§ **Written instruction**
Can you print every record below exactly as written?

§ **Material for the task**
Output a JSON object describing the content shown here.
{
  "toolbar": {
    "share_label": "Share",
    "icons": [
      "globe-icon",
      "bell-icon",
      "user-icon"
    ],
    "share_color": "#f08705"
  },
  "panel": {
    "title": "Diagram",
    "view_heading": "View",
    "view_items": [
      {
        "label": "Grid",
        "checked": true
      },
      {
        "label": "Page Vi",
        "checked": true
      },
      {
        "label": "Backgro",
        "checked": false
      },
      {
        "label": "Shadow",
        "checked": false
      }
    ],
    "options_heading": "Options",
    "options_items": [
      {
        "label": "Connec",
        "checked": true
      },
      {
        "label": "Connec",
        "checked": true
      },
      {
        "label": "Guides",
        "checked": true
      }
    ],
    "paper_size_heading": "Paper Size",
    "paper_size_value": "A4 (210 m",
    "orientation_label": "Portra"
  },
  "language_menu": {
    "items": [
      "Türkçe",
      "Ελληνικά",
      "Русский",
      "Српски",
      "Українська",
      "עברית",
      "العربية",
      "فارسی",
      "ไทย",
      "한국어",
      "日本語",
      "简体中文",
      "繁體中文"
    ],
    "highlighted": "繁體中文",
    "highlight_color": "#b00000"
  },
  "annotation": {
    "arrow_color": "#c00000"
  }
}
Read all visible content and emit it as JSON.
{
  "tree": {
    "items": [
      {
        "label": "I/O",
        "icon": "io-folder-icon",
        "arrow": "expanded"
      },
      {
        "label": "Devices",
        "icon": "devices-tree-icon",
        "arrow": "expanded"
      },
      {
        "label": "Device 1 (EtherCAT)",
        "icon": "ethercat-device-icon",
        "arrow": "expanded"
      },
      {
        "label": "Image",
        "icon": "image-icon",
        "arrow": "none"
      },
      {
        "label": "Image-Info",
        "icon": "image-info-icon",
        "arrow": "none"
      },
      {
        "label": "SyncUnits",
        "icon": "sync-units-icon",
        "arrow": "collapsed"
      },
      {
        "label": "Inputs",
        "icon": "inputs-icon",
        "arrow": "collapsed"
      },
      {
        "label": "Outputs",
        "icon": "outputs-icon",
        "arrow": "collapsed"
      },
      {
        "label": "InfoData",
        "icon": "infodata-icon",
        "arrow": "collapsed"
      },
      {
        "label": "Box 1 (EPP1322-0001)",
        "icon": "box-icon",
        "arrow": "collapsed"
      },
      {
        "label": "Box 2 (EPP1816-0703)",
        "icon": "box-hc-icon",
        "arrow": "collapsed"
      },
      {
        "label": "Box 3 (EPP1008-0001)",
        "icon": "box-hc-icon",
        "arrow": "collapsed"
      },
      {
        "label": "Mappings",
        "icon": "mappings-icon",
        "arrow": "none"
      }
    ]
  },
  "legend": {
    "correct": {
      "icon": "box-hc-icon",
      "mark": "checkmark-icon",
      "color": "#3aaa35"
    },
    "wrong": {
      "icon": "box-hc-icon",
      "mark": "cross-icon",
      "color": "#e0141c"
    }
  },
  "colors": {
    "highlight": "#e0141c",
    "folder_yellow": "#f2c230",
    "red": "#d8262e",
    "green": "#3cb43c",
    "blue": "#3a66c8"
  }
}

§ **Output below**
Output a JSON object describing the content shown here.
{
  "toolbar": {
    "share_label": "Share",
    "icons": [
      "globe-icon",
      "bell-icon",
      "user-icon"
    ],
    "share_color": "#f08705"
  },
  "panel": {
    "title": "Diagram",
    "view_heading": "View",
    "view_items": [
      {
        "label": "Grid",
        "checked": true
      },
      {
        "label": "Page Vi",
        "checked": true
      },
      {
        "label": "Backgro",
        "checked": false
      },
      {
        "label": "Shadow",
        "checked": false
      }
    ],
    "options_heading": "Options",
    "options_items": [
      {
        "label": "Connec",
        "checked": true
      },
      {
        "label": "Connec",
        "checked": true
      },
      {
        "label": "Guides",
        "checked": true
      }
    ],
    "paper_size_heading": "Paper Size",
    "paper_size_value": "A4 (210 m",
    "orientation_label": "Portra"
  },
  "language_menu": {
    "items": [
      "Türkçe",
      "Ελληνικά",
      "Русский",
      "Српски",
      "Українська",
      "עברית",
      "العربية",
      "فارسی",
      "ไทย",
      "한국어",
      "日本語",
      "简体中文",
      "繁體中文"
    ],
    "highlighted": "繁體中文",
    "highlight_color": "#b00000"
  },
  "annotation": {
    "arrow_color": "#c00000"
  }
}
Read all visible content and emit it as JSON.
{
  "tree": {
    "items": [
      {
        "label": "I/O",
        "icon": "io-folder-icon",
        "arrow": "expanded"
      },
      {
        "label": "Devices",
        "icon": "devices-tree-icon",
        "arrow": "expanded"
      },
      {
        "label": "Device 1 (EtherCAT)",
        "icon": "ethercat-device-icon",
        "arrow": "expanded"
      },
      {
        "label": "Image",
        "icon": "image-icon",
        "arrow": "none"
      },
      {
        "label": "Image-Info",
        "icon": "image-info-icon",
        "arrow": "none"
      },
      {
        "label": "SyncUnits",
        "icon": "sync-units-icon",
        "arrow": "collapsed"
      },
      {
        "label": "Inputs",
        "icon": "inputs-icon",
        "arrow": "collapsed"
      },
      {
        "label": "Outputs",
        "icon": "outputs-icon",
        "arrow": "collapsed"
      },
      {
        "label": "InfoData",
        "icon": "infodata-icon",
        "arrow": "collapsed"
      },
      {
        "label": "Box 1 (EPP1322-0001)",
        "icon": "box-icon",
        "arrow": "collapsed"
      },
      {
        "label": "Box 2 (EPP1816-0703)",
        "icon": "box-hc-icon",
        "arrow": "collapsed"
      },
      {
        "label": "Box 3 (EPP1008-0001)",
        "icon": "box-hc-icon",
        "arrow": "collapsed"
      },
      {
        "label": "Mappings",
        "icon": "mappings-icon",
        "arrow": "none"
      }
    ]
  },
  "legend": {
    "correct": {
      "icon": "box-hc-icon",
      "mark": "checkmark-icon",
      "color": "#3aaa35"
    },
    "wrong": {
      "icon": "box-hc-icon",
      "mark": "cross-icon",
      "color": "#e0141c"
    }
  },
  "colors": {
    "highlight": "#e0141c",
    "folder_yellow": "#f2c230",
    "red": "#d8262e",
    "green": "#3cb43c",
    "blue": "#3a66c8"
  }
}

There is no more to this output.